### Supplied material
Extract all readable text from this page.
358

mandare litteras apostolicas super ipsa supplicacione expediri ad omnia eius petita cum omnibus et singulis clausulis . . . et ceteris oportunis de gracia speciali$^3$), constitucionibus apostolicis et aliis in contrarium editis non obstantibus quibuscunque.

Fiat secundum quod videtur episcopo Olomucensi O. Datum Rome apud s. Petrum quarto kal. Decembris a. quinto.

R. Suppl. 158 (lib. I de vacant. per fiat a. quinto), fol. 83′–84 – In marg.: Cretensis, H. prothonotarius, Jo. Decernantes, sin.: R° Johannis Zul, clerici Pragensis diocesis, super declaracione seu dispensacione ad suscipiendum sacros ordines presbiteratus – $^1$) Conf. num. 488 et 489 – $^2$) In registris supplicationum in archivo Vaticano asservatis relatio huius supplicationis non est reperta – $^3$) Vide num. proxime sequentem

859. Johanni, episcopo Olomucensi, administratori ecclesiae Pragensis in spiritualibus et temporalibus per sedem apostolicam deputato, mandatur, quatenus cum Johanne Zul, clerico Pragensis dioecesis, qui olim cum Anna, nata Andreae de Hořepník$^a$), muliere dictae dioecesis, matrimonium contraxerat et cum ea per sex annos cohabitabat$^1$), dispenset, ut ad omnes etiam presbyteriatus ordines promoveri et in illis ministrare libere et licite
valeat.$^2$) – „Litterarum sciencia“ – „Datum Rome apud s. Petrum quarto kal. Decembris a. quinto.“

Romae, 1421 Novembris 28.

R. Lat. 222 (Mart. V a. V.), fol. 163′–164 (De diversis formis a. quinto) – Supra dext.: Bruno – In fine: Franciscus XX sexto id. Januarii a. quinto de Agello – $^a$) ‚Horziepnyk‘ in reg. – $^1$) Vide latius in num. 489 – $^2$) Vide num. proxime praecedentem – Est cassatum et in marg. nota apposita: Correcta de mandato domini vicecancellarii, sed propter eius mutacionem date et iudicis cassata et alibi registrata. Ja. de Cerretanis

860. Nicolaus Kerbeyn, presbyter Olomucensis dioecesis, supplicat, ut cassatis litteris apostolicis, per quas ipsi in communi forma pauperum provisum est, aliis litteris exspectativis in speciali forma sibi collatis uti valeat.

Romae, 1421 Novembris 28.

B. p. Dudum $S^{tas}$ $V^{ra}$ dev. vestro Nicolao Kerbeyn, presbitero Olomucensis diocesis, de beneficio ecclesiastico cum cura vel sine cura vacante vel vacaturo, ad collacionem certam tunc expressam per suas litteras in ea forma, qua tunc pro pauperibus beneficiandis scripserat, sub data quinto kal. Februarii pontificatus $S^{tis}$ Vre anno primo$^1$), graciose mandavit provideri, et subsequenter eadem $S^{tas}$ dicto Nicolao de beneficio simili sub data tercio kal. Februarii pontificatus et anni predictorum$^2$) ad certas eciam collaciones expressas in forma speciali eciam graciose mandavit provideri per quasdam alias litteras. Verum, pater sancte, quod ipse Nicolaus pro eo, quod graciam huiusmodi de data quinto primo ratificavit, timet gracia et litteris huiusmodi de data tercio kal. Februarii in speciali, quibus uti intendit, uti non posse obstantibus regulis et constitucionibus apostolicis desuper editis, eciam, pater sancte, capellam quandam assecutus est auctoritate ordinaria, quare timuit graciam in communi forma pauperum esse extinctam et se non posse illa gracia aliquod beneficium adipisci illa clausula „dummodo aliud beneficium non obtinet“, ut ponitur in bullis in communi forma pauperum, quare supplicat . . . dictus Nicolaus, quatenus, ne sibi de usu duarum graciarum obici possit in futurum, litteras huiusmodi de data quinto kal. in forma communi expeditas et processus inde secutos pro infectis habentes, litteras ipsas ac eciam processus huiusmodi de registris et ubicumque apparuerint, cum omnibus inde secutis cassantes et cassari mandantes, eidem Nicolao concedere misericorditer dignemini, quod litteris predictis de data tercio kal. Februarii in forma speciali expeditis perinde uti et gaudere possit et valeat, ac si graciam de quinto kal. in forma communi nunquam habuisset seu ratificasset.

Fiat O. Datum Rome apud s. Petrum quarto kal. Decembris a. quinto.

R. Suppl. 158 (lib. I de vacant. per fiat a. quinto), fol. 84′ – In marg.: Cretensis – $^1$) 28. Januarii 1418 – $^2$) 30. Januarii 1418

### Exercise directions
Transcribe the full listing above without leaving anything out.

### Full answer
Extract all readable text from this page.
358

mandare litteras apostolicas super ipsa supplicacione expediri ad omnia eius petita cum omnibus et singulis clausulis . . . et ceteris oportunis de gracia speciali$^3$), constitucionibus apostolicis et aliis in contrarium editis non obstantibus quibuscunque.

Fiat secundum quod videtur episcopo Olomucensi O. Datum Rome apud s. Petrum quarto kal. Decembris a. quinto.

R. Suppl. 158 (lib. I de vacant. per fiat a. quinto), fol. 83′–84 – In marg.: Cretensis, H. prothonotarius, Jo. Decernantes, sin.: R° Johannis Zul, clerici Pragensis diocesis, super declaracione seu dispensacione ad suscipiendum sacros ordines presbiteratus – $^1$) Conf. num. 488 et 489 – $^2$) In registris supplicationum in archivo Vaticano asservatis relatio huius supplicationis non est reperta – $^3$) Vide num. proxime sequentem

859. Johanni, episcopo Olomucensi, administratori ecclesiae Pragensis in spiritualibus et temporalibus per sedem apostolicam deputato, mandatur, quatenus cum Johanne Zul, clerico Pragensis dioecesis, qui olim cum Anna, nata Andreae de Hořepník$^a$), muliere dictae dioecesis, matrimonium contraxerat et cum ea per sex annos cohabitabat$^1$), dispenset, ut ad omnes etiam presbyteriatus ordines promoveri et in illis ministrare libere et licite
valeat.$^2$) – „Litterarum sciencia“ – „Datum Rome apud s. Petrum quarto kal. Decembris a. quinto.“

Romae, 1421 Novembris 28.

R. Lat. 222 (Mart. V a. V.), fol. 163′–164 (De diversis formis a. quinto) – Supra dext.: Bruno – In fine: Franciscus XX sexto id. Januarii a. quinto de Agello – $^a$) ‚Horziepnyk‘ in reg. – $^1$) Vide latius in num. 489 – $^2$) Vide num. proxime praecedentem – Est cassatum et in marg. nota apposita: Correcta de mandato domini vicecancellarii, sed propter eius mutacionem date et iudicis cassata et alibi registrata. Ja. de Cerretanis

860. Nicolaus Kerbeyn, presbyter Olomucensis dioecesis, supplicat, ut cassatis litteris apostolicis, per quas ipsi in communi forma pauperum provisum est, aliis litteris exspectativis in speciali forma sibi collatis uti valeat.

Romae, 1421 Novembris 28.

B. p. Dudum $S^{tas}$ $V^{ra}$ dev. vestro Nicolao Kerbeyn, presbitero Olomucensis diocesis, de beneficio ecclesiastico cum cura vel sine cura vacante vel vacaturo, ad collacionem certam tunc expressam per suas litteras in ea forma, qua tunc pro pauperibus beneficiandis scripserat, sub data quinto kal. Februarii pontificatus $S^{tis}$ Vre anno primo$^1$), graciose mandavit provideri, et subsequenter eadem $S^{tas}$ dicto Nicolao de beneficio simili sub data tercio kal. Februarii pontificatus et anni predictorum$^2$) ad certas eciam collaciones expressas in forma speciali eciam graciose mandavit provideri per quasdam alias litteras. Verum, pater sancte, quod ipse Nicolaus pro eo, quod graciam huiusmodi de data quinto primo ratificavit, timet gracia et litteris huiusmodi de data tercio kal. Februarii in speciali, quibus uti intendit, uti non posse obstantibus regulis et constitucionibus apostolicis desuper editis, eciam, pater sancte, capellam quandam assecutus est auctoritate ordinaria, quare timuit graciam in communi forma pauperum esse extinctam et se non posse illa gracia aliquod beneficium adipisci illa clausula „dummodo aliud beneficium non obtinet“, ut ponitur in bullis in communi forma pauperum, quare supplicat . . . dictus Nicolaus, quatenus, ne sibi de usu duarum graciarum obici possit in futurum, litteras huiusmodi de data quinto kal. in forma communi expeditas et processus inde secutos pro infectis habentes, litteras ipsas ac eciam processus huiusmodi de registris et ubicumque apparuerint, cum omnibus inde secutis cassantes et cassari mandantes, eidem Nicolao concedere misericorditer dignemini, quod litteris predictis de data tercio kal. Februarii in forma speciali expeditis perinde uti et gaudere possit et valeat, ac si graciam de quinto kal. in forma communi nunquam habuisset seu ratificasset.

Fiat O. Datum Rome apud s. Petrum quarto kal. Decembris a. quinto.

R. Suppl. 158 (lib. I de vacant. per fiat a. quinto), fol. 84′ – In marg.: Cretensis – $^1$) 28. Januarii 1418 – $^2$) 30. Januarii 1418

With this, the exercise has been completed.